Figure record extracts
%%

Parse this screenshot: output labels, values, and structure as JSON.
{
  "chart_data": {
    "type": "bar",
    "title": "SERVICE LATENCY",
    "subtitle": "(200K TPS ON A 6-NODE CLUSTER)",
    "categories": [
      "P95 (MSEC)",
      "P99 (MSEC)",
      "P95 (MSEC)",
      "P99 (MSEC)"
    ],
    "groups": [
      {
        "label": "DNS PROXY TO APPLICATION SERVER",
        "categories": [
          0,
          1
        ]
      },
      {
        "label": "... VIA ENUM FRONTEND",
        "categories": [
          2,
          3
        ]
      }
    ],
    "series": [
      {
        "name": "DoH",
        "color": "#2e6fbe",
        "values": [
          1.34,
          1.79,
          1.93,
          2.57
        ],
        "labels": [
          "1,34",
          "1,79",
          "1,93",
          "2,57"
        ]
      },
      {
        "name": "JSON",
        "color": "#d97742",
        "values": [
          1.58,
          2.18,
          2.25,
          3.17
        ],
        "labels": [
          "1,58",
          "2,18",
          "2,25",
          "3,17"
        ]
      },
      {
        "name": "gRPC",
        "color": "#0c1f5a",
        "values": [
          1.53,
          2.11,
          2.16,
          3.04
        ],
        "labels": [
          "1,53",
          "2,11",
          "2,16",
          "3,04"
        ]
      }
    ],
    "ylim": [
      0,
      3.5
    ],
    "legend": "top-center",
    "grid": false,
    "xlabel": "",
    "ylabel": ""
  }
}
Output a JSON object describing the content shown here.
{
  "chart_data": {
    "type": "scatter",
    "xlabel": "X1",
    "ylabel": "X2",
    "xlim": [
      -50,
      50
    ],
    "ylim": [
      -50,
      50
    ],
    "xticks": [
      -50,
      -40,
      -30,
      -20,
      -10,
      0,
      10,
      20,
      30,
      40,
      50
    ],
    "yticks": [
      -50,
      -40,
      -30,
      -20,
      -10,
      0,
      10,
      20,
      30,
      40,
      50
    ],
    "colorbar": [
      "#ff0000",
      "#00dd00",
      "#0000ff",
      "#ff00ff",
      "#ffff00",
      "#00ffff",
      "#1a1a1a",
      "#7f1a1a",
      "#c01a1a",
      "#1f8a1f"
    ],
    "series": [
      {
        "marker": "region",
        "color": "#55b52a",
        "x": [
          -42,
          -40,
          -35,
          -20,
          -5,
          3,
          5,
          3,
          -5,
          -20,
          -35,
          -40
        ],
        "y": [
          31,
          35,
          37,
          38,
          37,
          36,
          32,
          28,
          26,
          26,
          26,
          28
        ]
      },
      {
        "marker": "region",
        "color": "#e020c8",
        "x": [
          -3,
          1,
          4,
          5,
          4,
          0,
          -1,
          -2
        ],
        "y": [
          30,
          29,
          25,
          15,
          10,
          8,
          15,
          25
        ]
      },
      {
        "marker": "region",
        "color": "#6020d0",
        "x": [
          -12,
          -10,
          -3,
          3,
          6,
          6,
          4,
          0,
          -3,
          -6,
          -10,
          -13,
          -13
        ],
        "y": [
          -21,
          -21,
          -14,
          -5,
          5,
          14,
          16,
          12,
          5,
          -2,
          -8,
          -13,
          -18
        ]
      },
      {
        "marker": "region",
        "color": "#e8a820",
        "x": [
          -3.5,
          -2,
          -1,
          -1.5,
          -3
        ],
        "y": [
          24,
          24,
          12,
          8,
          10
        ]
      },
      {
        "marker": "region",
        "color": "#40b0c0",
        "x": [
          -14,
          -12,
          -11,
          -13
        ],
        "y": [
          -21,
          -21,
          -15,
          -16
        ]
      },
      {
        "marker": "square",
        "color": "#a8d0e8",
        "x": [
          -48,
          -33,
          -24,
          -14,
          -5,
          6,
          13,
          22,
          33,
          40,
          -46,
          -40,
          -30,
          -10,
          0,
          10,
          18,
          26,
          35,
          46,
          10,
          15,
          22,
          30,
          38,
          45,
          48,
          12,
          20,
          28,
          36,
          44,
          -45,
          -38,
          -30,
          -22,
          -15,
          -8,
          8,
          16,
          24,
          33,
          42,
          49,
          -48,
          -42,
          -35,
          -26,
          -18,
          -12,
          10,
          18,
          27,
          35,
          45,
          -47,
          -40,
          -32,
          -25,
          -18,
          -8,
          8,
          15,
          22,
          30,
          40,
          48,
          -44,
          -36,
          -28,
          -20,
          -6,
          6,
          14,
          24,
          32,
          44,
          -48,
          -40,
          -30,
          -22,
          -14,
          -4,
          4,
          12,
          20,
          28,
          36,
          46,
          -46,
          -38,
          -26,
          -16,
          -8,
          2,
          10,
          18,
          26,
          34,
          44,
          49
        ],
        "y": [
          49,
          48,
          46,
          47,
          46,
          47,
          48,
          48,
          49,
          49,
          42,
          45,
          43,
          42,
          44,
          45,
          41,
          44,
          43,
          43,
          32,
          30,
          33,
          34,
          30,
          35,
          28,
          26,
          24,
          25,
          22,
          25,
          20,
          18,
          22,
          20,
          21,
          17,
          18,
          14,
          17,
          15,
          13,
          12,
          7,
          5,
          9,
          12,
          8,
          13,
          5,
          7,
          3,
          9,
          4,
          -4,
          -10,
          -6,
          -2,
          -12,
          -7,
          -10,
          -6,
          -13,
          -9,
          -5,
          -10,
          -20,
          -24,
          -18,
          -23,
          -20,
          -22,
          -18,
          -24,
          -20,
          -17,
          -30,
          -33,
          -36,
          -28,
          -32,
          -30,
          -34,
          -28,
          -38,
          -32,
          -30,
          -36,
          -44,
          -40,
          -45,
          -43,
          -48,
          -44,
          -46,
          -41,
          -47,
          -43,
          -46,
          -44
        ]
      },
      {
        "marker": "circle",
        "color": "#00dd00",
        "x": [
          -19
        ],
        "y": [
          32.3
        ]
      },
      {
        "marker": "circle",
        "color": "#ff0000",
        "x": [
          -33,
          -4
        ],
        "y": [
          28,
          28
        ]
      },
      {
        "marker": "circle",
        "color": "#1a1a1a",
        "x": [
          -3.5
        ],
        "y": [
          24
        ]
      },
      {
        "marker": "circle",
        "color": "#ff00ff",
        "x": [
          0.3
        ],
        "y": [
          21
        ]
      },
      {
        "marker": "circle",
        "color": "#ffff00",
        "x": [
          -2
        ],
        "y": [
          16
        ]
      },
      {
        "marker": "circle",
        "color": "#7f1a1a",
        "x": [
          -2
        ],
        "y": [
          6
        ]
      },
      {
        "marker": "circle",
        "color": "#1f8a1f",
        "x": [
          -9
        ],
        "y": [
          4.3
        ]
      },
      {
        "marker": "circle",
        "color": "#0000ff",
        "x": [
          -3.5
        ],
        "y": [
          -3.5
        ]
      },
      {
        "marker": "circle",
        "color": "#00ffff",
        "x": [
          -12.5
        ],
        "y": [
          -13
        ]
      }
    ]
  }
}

%%

▶ SHORT TASK
All of the data needs to be reproduced exactly, with no line missing.

▶ ANSWER TO THIS EXERCISE
Parse this screenshot: output labels, values, and structure as JSON.
{
  "chart_data": {
    "type": "bar",
    "title": "SERVICE LATENCY",
    "subtitle": "(200K TPS ON A 6-NODE CLUSTER)",
    "categories": [
      "P95 (MSEC)",
      "P99 (MSEC)",
      "P95 (MSEC)",
      "P99 (MSEC)"
    ],
    "groups": [
      {
        "label": "DNS PROXY TO APPLICATION SERVER",
        "categories": [
          0,
          1
        ]
      },
      {
        "label": "... VIA ENUM FRONTEND",
        "categories": [
          2,
          3
        ]
      }
    ],
    "series": [
      {
        "name": "DoH",
        "color": "#2e6fbe",
        "values": [
          1.34,
          1.79,
          1.93,
          2.57
        ],
        "labels": [
          "1,34",
          "1,79",
          "1,93",
          "2,57"
        ]
      },
      {
        "name": "JSON",
        "color": "#d97742",
        "values": [
          1.58,
          2.18,
          2.25,
          3.17
        ],
        "labels": [
          "1,58",
          "2,18",
          "2,25",
          "3,17"
        ]
      },
      {
        "name": "gRPC",
        "color": "#0c1f5a",
        "values": [
          1.53,
          2.11,
          2.16,
          3.04
        ],
        "labels": [
          "1,53",
          "2,11",
          "2,16",
          "3,04"
        ]
      }
    ],
    "ylim": [
      0,
      3.5
    ],
    "legend": "top-center",
    "grid": false,
    "xlabel": "",
    "ylabel": ""
  }
}
Output a JSON object describing the content shown here.
{
  "chart_data": {
    "type": "scatter",
    "xlabel": "X1",
    "ylabel": "X2",
    "xlim": [
      -50,
      50
    ],
    "ylim": [
      -50,
      50
    ],
    "xticks": [
      -50,
      -40,
      -30,
      -20,
      -10,
      0,
      10,
      20,
      30,
      40,
      50
    ],
    "yticks": [
      -50,
      -40,
      -30,
      -20,
      -10,
      0,
      10,
      20,
      30,
      40,
      50
    ],
    "colorbar": [
      "#ff0000",
      "#00dd00",
      "#0000ff",
      "#ff00ff",
      "#ffff00",
      "#00ffff",
      "#1a1a1a",
      "#7f1a1a",
      "#c01a1a",
      "#1f8a1f"
    ],
    "series": [
      {
        "marker": "region",
        "color": "#55b52a",
        "x": [
          -42,
          -40,
          -35,
          -20,
          -5,
          3,
          5,
          3,
          -5,
          -20,
          -35,
          -40
        ],
        "y": [
          31,
          35,
          37,
          38,
          37,
          36,
          32,
          28,
          26,
          26,
          26,
          28
        ]
      },
      {
        "marker": "region",
        "color": "#e020c8",
        "x": [
          -3,
          1,
          4,
          5,
          4,
          0,
          -1,
          -2
        ],
        "y": [
          30,
          29,
          25,
          15,
          10,
          8,
          15,
          25
        ]
      },
      {
        "marker": "region",
        "color": "#6020d0",
        "x": [
          -12,
          -10,
          -3,
          3,
          6,
          6,
          4,
          0,
          -3,
          -6,
          -10,
          -13,
          -13
        ],
        "y": [
          -21,
          -21,
          -14,
          -5,
          5,
          14,
          16,
          12,
          5,
          -2,
          -8,
          -13,
          -18
        ]
      },
      {
        "marker": "region",
        "color": "#e8a820",
        "x": [
          -3.5,
          -2,
          -1,
          -1.5,
          -3
        ],
        "y": [
          24,
          24,
          12,
          8,
          10
        ]
      },
      {
        "marker": "region",
        "color": "#40b0c0",
        "x": [
          -14,
          -12,
          -11,
          -13
        ],
        "y": [
          -21,
          -21,
          -15,
          -16
        ]
      },
      {
        "marker": "square",
        "color": "#a8d0e8",
        "x": [
          -48,
          -33,
          -24,
          -14,
          -5,
          6,
          13,
          22,
          33,
          40,
          -46,
          -40,
          -30,
          -10,
          0,
          10,
          18,
          26,
          35,
          46,
          10,
          15,
          22,
          30,
          38,
          45,
          48,
          12,
          20,
          28,
          36,
          44,
          -45,
          -38,
          -30,
          -22,
          -15,
          -8,
          8,
          16,
          24,
          33,
          42,
          49,
          -48,
          -42,
          -35,
          -26,
          -18,
          -12,
          10,
          18,
          27,
          35,
          45,
          -47,
          -40,
          -32,
          -25,
          -18,
          -8,
          8,
          15,
          22,
          30,
          40,
          48,
          -44,
          -36,
          -28,
          -20,
          -6,
          6,
          14,
          24,
          32,
          44,
          -48,
          -40,
          -30,
          -22,
          -14,
          -4,
          4,
          12,
          20,
          28,
          36,
          46,
          -46,
          -38,
          -26,
          -16,
          -8,
          2,
          10,
          18,
          26,
          34,
          44,
          49
        ],
        "y": [
          49,
          48,
          46,
          47,
          46,
          47,
          48,
          48,
          49,
          49,
          42,
          45,
          43,
          42,
          44,
          45,
          41,
          44,
          43,
          43,
          32,
          30,
          33,
          34,
          30,
          35,
          28,
          26,
          24,
          25,
          22,
          25,
          20,
          18,
          22,
          20,
          21,
          17,
          18,
          14,
          17,
          15,
          13,
          12,
          7,
          5,
          9,
          12,
          8,
          13,
          5,
          7,
          3,
          9,
          4,
          -4,
          -10,
          -6,
          -2,
          -12,
          -7,
          -10,
          -6,
          -13,
          -9,
          -5,
          -10,
          -20,
          -24,
          -18,
          -23,
          -20,
          -22,
          -18,
          -24,
          -20,
          -17,
          -30,
          -33,
          -36,
          -28,
          -32,
          -30,
          -34,
          -28,
          -38,
          -32,
          -30,
          -36,
          -44,
          -40,
          -45,
          -43,
          -48,
          -44,
          -46,
          -41,
          -47,
          -43,
          -46,
          -44
        ]
      },
      {
        "marker": "circle",
        "color": "#00dd00",
        "x": [
          -19
        ],
        "y": [
          32.3
        ]
      },
      {
        "marker": "circle",
        "color": "#ff0000",
        "x": [
          -33,
          -4
        ],
        "y": [
          28,
          28
        ]
      },
      {
        "marker": "circle",
        "color": "#1a1a1a",
        "x": [
          -3.5
        ],
        "y": [
          24
        ]
      },
      {
        "marker": "circle",
        "color": "#ff00ff",
        "x": [
          0.3
        ],
        "y": [
          21
        ]
      },
      {
        "marker": "circle",
        "color": "#ffff00",
        "x": [
          -2
        ],
        "y": [
          16
        ]
      },
      {
        "marker": "circle",
        "color": "#7f1a1a",
        "x": [
          -2
        ],
        "y": [
          6
        ]
      },
      {
        "marker": "circle",
        "color": "#1f8a1f",
        "x": [
          -9
        ],
        "y": [
          4.3
        ]
      },
      {
        "marker": "circle",
        "color": "#0000ff",
        "x": [
          -3.5
        ],
        "y": [
          -3.5
        ]
      },
      {
        "marker": "circle",
        "color": "#00ffff",
        "x": [
          -12.5
        ],
        "y": [
          -13
        ]
      }
    ]
  }
}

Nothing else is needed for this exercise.